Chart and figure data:
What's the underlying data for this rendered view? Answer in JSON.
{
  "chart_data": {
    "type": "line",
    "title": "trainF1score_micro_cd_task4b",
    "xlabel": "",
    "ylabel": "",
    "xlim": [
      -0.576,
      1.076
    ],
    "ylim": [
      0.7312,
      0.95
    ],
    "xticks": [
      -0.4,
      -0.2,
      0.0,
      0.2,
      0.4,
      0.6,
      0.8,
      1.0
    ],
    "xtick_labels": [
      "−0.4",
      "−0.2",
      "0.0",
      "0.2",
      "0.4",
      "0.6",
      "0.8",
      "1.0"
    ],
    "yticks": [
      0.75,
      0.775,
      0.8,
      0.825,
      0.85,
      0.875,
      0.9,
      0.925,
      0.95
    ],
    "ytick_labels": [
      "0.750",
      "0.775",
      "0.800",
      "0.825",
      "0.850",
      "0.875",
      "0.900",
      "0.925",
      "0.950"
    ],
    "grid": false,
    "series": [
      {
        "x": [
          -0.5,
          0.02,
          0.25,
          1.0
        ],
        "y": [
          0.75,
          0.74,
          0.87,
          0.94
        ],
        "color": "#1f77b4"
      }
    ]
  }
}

Task details:
Return the full listing, character for character.

Result below:
What's the underlying data for this rendered view? Answer in JSON.
{
  "chart_data": {
    "type": "line",
    "title": "trainF1score_micro_cd_task4b",
    "xlabel": "",
    "ylabel": "",
    "xlim": [
      -0.576,
      1.076
    ],
    "ylim": [
      0.7312,
      0.95
    ],
    "xticks": [
      -0.4,
      -0.2,
      0.0,
      0.2,
      0.4,
      0.6,
      0.8,
      1.0
    ],
    "xtick_labels": [
      "−0.4",
      "−0.2",
      "0.0",
      "0.2",
      "0.4",
      "0.6",
      "0.8",
      "1.0"
    ],
    "yticks": [
      0.75,
      0.775,
      0.8,
      0.825,
      0.85,
      0.875,
      0.9,
      0.925,
      0.95
    ],
    "ytick_labels": [
      "0.750",
      "0.775",
      "0.800",
      "0.825",
      "0.850",
      "0.875",
      "0.900",
      "0.925",
      "0.950"
    ],
    "grid": false,
    "series": [
      {
        "x": [
          -0.5,
          0.02,
          0.25,
          1.0
        ],
        "y": [
          0.75,
          0.74,
          0.87,
          0.94
        ],
        "color": "#1f77b4"
      }
    ]
  }
}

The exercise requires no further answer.